#### The problem
Leaving out the pictures, retype all the material exactly.

----------------------------------------

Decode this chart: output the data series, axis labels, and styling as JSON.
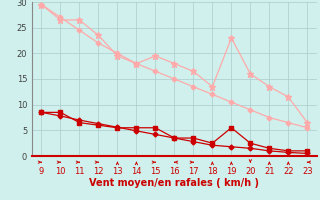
{
  "x": [
    9,
    10,
    11,
    12,
    13,
    14,
    15,
    16,
    17,
    18,
    19,
    20,
    21,
    22,
    23
  ],
  "rafales": [
    29.5,
    26.5,
    26.5,
    23.5,
    19.5,
    18.0,
    19.5,
    18.0,
    16.5,
    13.5,
    23.0,
    16.0,
    13.5,
    11.5,
    6.5
  ],
  "moyen": [
    8.5,
    8.5,
    6.5,
    6.0,
    5.5,
    5.5,
    5.5,
    3.5,
    3.5,
    2.5,
    5.5,
    2.5,
    1.5,
    1.0,
    1.0
  ],
  "tendance_rafales": [
    29.5,
    27.0,
    24.5,
    22.0,
    20.0,
    18.0,
    16.5,
    15.0,
    13.5,
    12.0,
    10.5,
    9.0,
    7.5,
    6.5,
    5.5
  ],
  "tendance_moyen": [
    8.5,
    7.8,
    7.0,
    6.3,
    5.6,
    4.9,
    4.2,
    3.5,
    2.8,
    2.1,
    1.8,
    1.5,
    1.0,
    0.7,
    0.5
  ],
  "rafales_color": "#ffaaaa",
  "moyen_color": "#cc0000",
  "tendance_color": "#cc0000",
  "bg_color": "#cff0ec",
  "grid_color": "#aacccc",
  "axis_color": "#cc0000",
  "xlabel": "Vent moyen/en rafales ( km/h )",
  "ylim": [
    0,
    30
  ],
  "xlim": [
    8.5,
    23.5
  ],
  "yticks": [
    0,
    5,
    10,
    15,
    20,
    25,
    30
  ],
  "arrow_angles": [
    90,
    90,
    90,
    90,
    0,
    0,
    90,
    270,
    90,
    0,
    0,
    180,
    0,
    0,
    270
  ]
}
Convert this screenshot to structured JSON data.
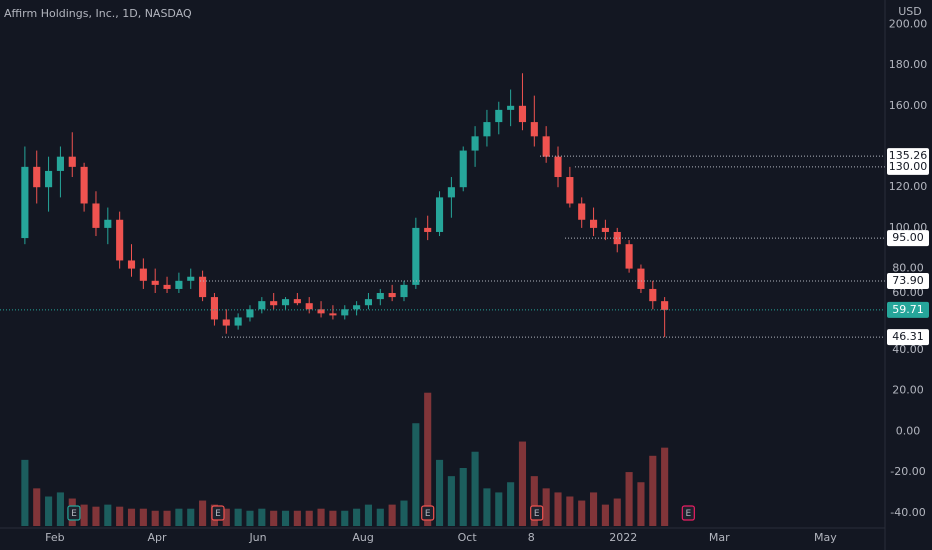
{
  "chart_data": {
    "type": "candlestick",
    "title": "Affirm Holdings, Inc., 1D, NASDAQ",
    "currency": "USD",
    "open": [
      95,
      130,
      120,
      128,
      135,
      130,
      112,
      100,
      104,
      84,
      80,
      74,
      72,
      70,
      74,
      76,
      66,
      55,
      52,
      56,
      60,
      64,
      62,
      65,
      63,
      60,
      58,
      57,
      60,
      62,
      65,
      68,
      66,
      72,
      100,
      98,
      115,
      120,
      138,
      145,
      152,
      158,
      160,
      152,
      145,
      135,
      125,
      112,
      104,
      100,
      98,
      92,
      80,
      70,
      64
    ],
    "high": [
      140,
      138,
      135,
      140,
      147,
      132,
      118,
      110,
      108,
      92,
      85,
      80,
      76,
      78,
      80,
      79,
      68,
      60,
      58,
      62,
      66,
      68,
      66,
      68,
      66,
      64,
      62,
      62,
      64,
      68,
      70,
      72,
      74,
      105,
      106,
      118,
      125,
      140,
      150,
      158,
      162,
      168,
      176,
      165,
      150,
      140,
      130,
      115,
      110,
      104,
      100,
      94,
      82,
      74,
      66
    ],
    "low": [
      92,
      112,
      108,
      115,
      125,
      108,
      96,
      92,
      80,
      76,
      70,
      68,
      68,
      68,
      70,
      64,
      52,
      48,
      50,
      54,
      58,
      60,
      60,
      62,
      58,
      56,
      55,
      55,
      57,
      60,
      62,
      64,
      64,
      70,
      94,
      96,
      105,
      118,
      130,
      140,
      146,
      150,
      148,
      140,
      132,
      120,
      110,
      100,
      96,
      94,
      88,
      78,
      68,
      60,
      46.31
    ],
    "close": [
      130,
      120,
      128,
      135,
      130,
      112,
      100,
      104,
      84,
      80,
      74,
      72,
      70,
      74,
      76,
      66,
      55,
      52,
      56,
      60,
      64,
      62,
      65,
      63,
      60,
      58,
      57,
      60,
      62,
      65,
      68,
      66,
      72,
      100,
      98,
      115,
      120,
      138,
      145,
      152,
      158,
      160,
      152,
      145,
      135,
      125,
      112,
      104,
      100,
      98,
      92,
      80,
      70,
      64,
      59.71
    ],
    "volume": [
      -14,
      -28,
      -32,
      -30,
      -33,
      -36,
      -37,
      -36,
      -37,
      -38,
      -38,
      -39,
      -39,
      -38,
      -38,
      -34,
      -36,
      -38,
      -38,
      -39,
      -38,
      -39,
      -39,
      -39,
      -39,
      -38,
      -39,
      -39,
      -38,
      -36,
      -38,
      -36,
      -34,
      4,
      19,
      -14,
      -22,
      -18,
      -10,
      -28,
      -30,
      -25,
      -5,
      -22,
      -28,
      -30,
      -32,
      -34,
      -30,
      -36,
      -33,
      -20,
      -25,
      -12,
      -8
    ],
    "up_color": "#26a69a",
    "down_color": "#ef5350",
    "xlim": [
      -2.1,
      72.6
    ],
    "xticks": [
      {
        "value": 2.53,
        "label": "Feb"
      },
      {
        "value": 11.15,
        "label": "Apr"
      },
      {
        "value": 19.68,
        "label": "Jun"
      },
      {
        "value": 28.55,
        "label": "Aug"
      },
      {
        "value": 37.33,
        "label": "Oct"
      },
      {
        "value": 42.74,
        "label": "8"
      },
      {
        "value": 50.51,
        "label": "2022"
      },
      {
        "value": 58.61,
        "label": "Mar"
      },
      {
        "value": 67.57,
        "label": "May"
      }
    ],
    "ylim": [
      -46.5,
      212
    ],
    "yticks": [
      {
        "value": 200,
        "label": "200.00"
      },
      {
        "value": 180,
        "label": "180.00"
      },
      {
        "value": 160,
        "label": "160.00"
      },
      {
        "value": 120,
        "label": "120.00"
      },
      {
        "value": 100,
        "label": "100.00"
      },
      {
        "value": 80,
        "label": "80.00"
      },
      {
        "value": 60,
        "label": "60.00"
      },
      {
        "value": 40,
        "label": "40.00"
      },
      {
        "value": 20,
        "label": "20.00"
      },
      {
        "value": 0,
        "label": "0.00"
      },
      {
        "value": -20,
        "label": "-20.00"
      },
      {
        "value": -40,
        "label": "-40.00"
      }
    ],
    "levels": [
      135.26,
      {
        "value": 130,
        "label": "130.00"
      },
      {
        "value": 95,
        "label": "95.00"
      },
      {
        "value": 73.9,
        "label": "73.90"
      },
      46.31
    ],
    "events": [
      {
        "x": 4.14,
        "label": "E",
        "color": "#26a69a"
      },
      {
        "x": 16.3,
        "label": "E",
        "color": "#ef5350"
      },
      {
        "x": 34.0,
        "label": "E",
        "color": "#ef5350"
      },
      {
        "x": 43.2,
        "label": "E",
        "color": "#ef5350"
      },
      {
        "x": 56.0,
        "label": "E",
        "color": "#e91e63"
      }
    ]
  }
}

----------------------------------------

#### Exercise answer
Decode this chart: output the data series, axis labels, and styling as JSON.
{
  "x": [
    9,
    10,
    11,
    12,
    13,
    14,
    15,
    16,
    17,
    18,
    19,
    20,
    21,
    22,
    23
  ],
  "rafales": [
    29.5,
    26.5,
    26.5,
    23.5,
    19.5,
    18.0,
    19.5,
    18.0,
    16.5,
    13.5,
    23.0,
    16.0,
    13.5,
    11.5,
    6.5
  ],
  "moyen": [
    8.5,
    8.5,
    6.5,
    6.0,
    5.5,
    5.5,
    5.5,
    3.5,
    3.5,
    2.5,
    5.5,
    2.5,
    1.5,
    1.0,
    1.0
  ],
  "tendance_rafales": [
    29.5,
    27.0,
    24.5,
    22.0,
    20.0,
    18.0,
    16.5,
    15.0,
    13.5,
    12.0,
    10.5,
    9.0,
    7.5,
    6.5,
    5.5
  ],
  "tendance_moyen": [
    8.5,
    7.8,
    7.0,
    6.3,
    5.6,
    4.9,
    4.2,
    3.5,
    2.8,
    2.1,
    1.8,
    1.5,
    1.0,
    0.7,
    0.5
  ],
  "rafales_color": "#ffaaaa",
  "moyen_color": "#cc0000",
  "tendance_color": "#cc0000",
  "bg_color": "#cff0ec",
  "grid_color": "#aacccc",
  "axis_color": "#cc0000",
  "xlabel": "Vent moyen/en rafales ( km/h )",
  "ylim": [
    0,
    30
  ],
  "xlim": [
    8.5,
    23.5
  ],
  "yticks": [
    0,
    5,
    10,
    15,
    20,
    25,
    30
  ],
  "arrow_angles": [
    90,
    90,
    90,
    90,
    0,
    0,
    90,
    270,
    90,
    0,
    0,
    180,
    0,
    0,
    270
  ]
}
Convert this screenshot to structured JSON data.
{
  "chart_data": {
    "type": "candlestick",
    "title": "Affirm Holdings, Inc., 1D, NASDAQ",
    "currency": "USD",
    "open": [
      95,
      130,
      120,
      128,
      135,
      130,
      112,
      100,
      104,
      84,
      80,
      74,
      72,
      70,
      74,
      76,
      66,
      55,
      52,
      56,
      60,
      64,
      62,
      65,
      63,
      60,
      58,
      57,
      60,
      62,
      65,
      68,
      66,
      72,
      100,
      98,
      115,
      120,
      138,
      145,
      152,
      158,
      160,
      152,
      145,
      135,
      125,
      112,
      104,
      100,
      98,
      92,
      80,
      70,
      64
    ],
    "high": [
      140,
      138,
      135,
      140,
      147,
      132,
      118,
      110,
      108,
      92,
      85,
      80,
      76,
      78,
      80,
      79,
      68,
      60,
      58,
      62,
      66,
      68,
      66,
      68,
      66,
      64,
      62,
      62,
      64,
      68,
      70,
      72,
      74,
      105,
      106,
      118,
      125,
      140,
      150,
      158,
      162,
      168,
      176,
      165,
      150,
      140,
      130,
      115,
      110,
      104,
      100,
      94,
      82,
      74,
      66
    ],
    "low": [
      92,
      112,
      108,
      115,
      125,
      108,
      96,
      92,
      80,
      76,
      70,
      68,
      68,
      68,
      70,
      64,
      52,
      48,
      50,
      54,
      58,
      60,
      60,
      62,
      58,
      56,
      55,
      55,
      57,
      60,
      62,
      64,
      64,
      70,
      94,
      96,
      105,
      118,
      130,
      140,
      146,
      150,
      148,
      140,
      132,
      120,
      110,
      100,
      96,
      94,
      88,
      78,
      68,
      60,
      46.31
    ],
    "close": [
      130,
      120,
      128,
      135,
      130,
      112,
      100,
      104,
      84,
      80,
      74,
      72,
      70,
      74,
      76,
      66,
      55,
      52,
      56,
      60,
      64,
      62,
      65,
      63,
      60,
      58,
      57,
      60,
      62,
      65,
      68,
      66,
      72,
      100,
      98,
      115,
      120,
      138,
      145,
      152,
      158,
      160,
      152,
      145,
      135,
      125,
      112,
      104,
      100,
      98,
      92,
      80,
      70,
      64,
      59.71
    ],
    "volume": [
      -14,
      -28,
      -32,
      -30,
      -33,
      -36,
      -37,
      -36,
      -37,
      -38,
      -38,
      -39,
      -39,
      -38,
      -38,
      -34,
      -36,
      -38,
      -38,
      -39,
      -38,
      -39,
      -39,
      -39,
      -39,
      -38,
      -39,
      -39,
      -38,
      -36,
      -38,
      -36,
      -34,
      4,
      19,
      -14,
      -22,
      -18,
      -10,
      -28,
      -30,
      -25,
      -5,
      -22,
      -28,
      -30,
      -32,
      -34,
      -30,
      -36,
      -33,
      -20,
      -25,
      -12,
      -8
    ],
    "up_color": "#26a69a",
    "down_color": "#ef5350",
    "xlim": [
      -2.1,
      72.6
    ],
    "xticks": [
      {
        "value": 2.53,
        "label": "Feb"
      },
      {
        "value": 11.15,
        "label": "Apr"
      },
      {
        "value": 19.68,
        "label": "Jun"
      },
      {
        "value": 28.55,
        "label": "Aug"
      },
      {
        "value": 37.33,
        "label": "Oct"
      },
      {
        "value": 42.74,
        "label": "8"
      },
      {
        "value": 50.51,
        "label": "2022"
      },
      {
        "value": 58.61,
        "label": "Mar"
      },
      {
        "value": 67.57,
        "label": "May"
      }
    ],
    "ylim": [
      -46.5,
      212
    ],
    "yticks": [
      {
        "value": 200,
        "label": "200.00"
      },
      {
        "value": 180,
        "label": "180.00"
      },
      {
        "value": 160,
        "label": "160.00"
      },
      {
        "value": 120,
        "label": "120.00"
      },
      {
        "value": 100,
        "label": "100.00"
      },
      {
        "value": 80,
        "label": "80.00"
      },
      {
        "value": 60,
        "label": "60.00"
      },
      {
        "value": 40,
        "label": "40.00"
      },
      {
        "value": 20,
        "label": "20.00"
      },
      {
        "value": 0,
        "label": "0.00"
      },
      {
        "value": -20,
        "label": "-20.00"
      },
      {
        "value": -40,
        "label": "-40.00"
      }
    ],
    "levels": [
      135.26,
      {
        "value": 130,
        "label": "130.00"
      },
      {
        "value": 95,
        "label": "95.00"
      },
      {
        "value": 73.9,
        "label": "73.90"
      },
      46.31
    ],
    "events": [
      {
        "x": 4.14,
        "label": "E",
        "color": "#26a69a"
      },
      {
        "x": 16.3,
        "label": "E",
        "color": "#ef5350"
      },
      {
        "x": 34.0,
        "label": "E",
        "color": "#ef5350"
      },
      {
        "x": 43.2,
        "label": "E",
        "color": "#ef5350"
      },
      {
        "x": 56.0,
        "label": "E",
        "color": "#e91e63"
      }
    ]
  }
}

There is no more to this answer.